__Challenge__
Gather the lines that hold the string "MACEDONIA".

Data records:
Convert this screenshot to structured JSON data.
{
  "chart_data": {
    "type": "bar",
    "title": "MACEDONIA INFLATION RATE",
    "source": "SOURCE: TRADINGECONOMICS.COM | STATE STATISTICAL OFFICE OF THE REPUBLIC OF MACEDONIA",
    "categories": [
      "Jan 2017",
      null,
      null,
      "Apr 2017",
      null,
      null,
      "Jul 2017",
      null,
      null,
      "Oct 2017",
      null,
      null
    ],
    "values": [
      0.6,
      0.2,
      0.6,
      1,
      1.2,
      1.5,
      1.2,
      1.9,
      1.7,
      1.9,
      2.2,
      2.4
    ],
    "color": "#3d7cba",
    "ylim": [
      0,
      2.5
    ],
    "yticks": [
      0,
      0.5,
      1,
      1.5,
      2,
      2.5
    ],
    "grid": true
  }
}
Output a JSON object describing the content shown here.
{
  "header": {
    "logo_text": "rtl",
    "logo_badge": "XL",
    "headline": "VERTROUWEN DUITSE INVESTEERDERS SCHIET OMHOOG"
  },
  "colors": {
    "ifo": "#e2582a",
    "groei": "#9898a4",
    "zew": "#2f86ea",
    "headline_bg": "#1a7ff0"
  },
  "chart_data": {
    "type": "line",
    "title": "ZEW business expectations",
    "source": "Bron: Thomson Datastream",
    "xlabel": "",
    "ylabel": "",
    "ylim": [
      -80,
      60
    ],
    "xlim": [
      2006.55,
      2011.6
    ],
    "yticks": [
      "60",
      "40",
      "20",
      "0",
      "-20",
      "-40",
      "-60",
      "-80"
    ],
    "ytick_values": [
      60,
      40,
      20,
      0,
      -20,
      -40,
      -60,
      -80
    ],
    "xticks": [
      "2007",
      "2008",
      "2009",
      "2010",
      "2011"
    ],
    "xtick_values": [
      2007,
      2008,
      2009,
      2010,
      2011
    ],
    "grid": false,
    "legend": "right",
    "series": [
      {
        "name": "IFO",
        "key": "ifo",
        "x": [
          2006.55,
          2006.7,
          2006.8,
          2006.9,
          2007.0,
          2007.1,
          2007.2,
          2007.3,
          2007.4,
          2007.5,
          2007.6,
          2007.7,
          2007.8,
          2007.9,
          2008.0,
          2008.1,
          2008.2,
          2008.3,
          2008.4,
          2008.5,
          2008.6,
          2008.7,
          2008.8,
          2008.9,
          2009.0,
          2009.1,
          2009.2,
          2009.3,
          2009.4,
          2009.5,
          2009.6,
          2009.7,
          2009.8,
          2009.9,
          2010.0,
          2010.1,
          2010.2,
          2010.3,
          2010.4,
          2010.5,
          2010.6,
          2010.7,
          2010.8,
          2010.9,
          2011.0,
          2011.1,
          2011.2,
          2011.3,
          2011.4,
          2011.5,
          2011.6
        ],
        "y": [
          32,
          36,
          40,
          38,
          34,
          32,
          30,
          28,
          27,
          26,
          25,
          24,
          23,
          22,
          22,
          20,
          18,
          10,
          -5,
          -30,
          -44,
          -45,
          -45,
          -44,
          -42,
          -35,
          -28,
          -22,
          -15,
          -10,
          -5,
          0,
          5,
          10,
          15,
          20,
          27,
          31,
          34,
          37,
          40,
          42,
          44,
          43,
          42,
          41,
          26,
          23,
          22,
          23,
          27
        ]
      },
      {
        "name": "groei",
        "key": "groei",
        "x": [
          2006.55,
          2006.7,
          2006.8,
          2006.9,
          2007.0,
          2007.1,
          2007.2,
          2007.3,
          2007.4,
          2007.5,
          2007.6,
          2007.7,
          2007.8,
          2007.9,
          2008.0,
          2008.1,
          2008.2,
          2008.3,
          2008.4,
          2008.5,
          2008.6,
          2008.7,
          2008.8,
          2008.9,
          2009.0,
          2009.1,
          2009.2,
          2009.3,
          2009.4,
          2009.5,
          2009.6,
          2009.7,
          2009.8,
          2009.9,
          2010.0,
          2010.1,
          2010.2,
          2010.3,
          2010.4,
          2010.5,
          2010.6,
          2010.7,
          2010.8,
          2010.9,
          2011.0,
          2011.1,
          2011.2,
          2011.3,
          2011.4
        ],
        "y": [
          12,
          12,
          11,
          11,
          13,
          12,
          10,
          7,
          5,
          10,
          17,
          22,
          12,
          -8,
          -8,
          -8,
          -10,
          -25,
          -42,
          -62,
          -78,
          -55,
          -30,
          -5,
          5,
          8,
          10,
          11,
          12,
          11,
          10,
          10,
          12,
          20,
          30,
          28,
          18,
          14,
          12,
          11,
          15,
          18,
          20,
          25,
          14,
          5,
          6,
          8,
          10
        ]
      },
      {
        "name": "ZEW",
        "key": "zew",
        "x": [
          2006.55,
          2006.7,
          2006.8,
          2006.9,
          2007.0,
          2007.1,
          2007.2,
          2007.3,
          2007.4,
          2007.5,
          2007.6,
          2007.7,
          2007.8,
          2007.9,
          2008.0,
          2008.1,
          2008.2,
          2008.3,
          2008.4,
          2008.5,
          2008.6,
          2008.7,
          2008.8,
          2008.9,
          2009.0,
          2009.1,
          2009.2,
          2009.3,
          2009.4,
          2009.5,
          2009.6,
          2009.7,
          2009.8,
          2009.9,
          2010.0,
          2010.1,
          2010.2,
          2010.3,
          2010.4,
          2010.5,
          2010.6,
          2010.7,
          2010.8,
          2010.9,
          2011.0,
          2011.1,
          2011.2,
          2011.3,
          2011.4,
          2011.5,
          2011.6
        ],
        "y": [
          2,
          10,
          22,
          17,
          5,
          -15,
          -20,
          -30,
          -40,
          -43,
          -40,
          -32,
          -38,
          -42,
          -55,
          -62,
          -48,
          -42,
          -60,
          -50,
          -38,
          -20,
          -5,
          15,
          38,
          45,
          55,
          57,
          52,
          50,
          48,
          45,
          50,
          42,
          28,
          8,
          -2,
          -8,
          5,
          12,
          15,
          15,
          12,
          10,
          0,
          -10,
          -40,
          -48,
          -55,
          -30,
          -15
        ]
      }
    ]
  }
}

__Output below__
    "title": "MACEDONIA INFLATION RATE",
    "source": "SOURCE: TRADINGECONOMICS.COM | STATE STATISTICAL OFFICE OF THE REPUBLIC OF MACEDONIA",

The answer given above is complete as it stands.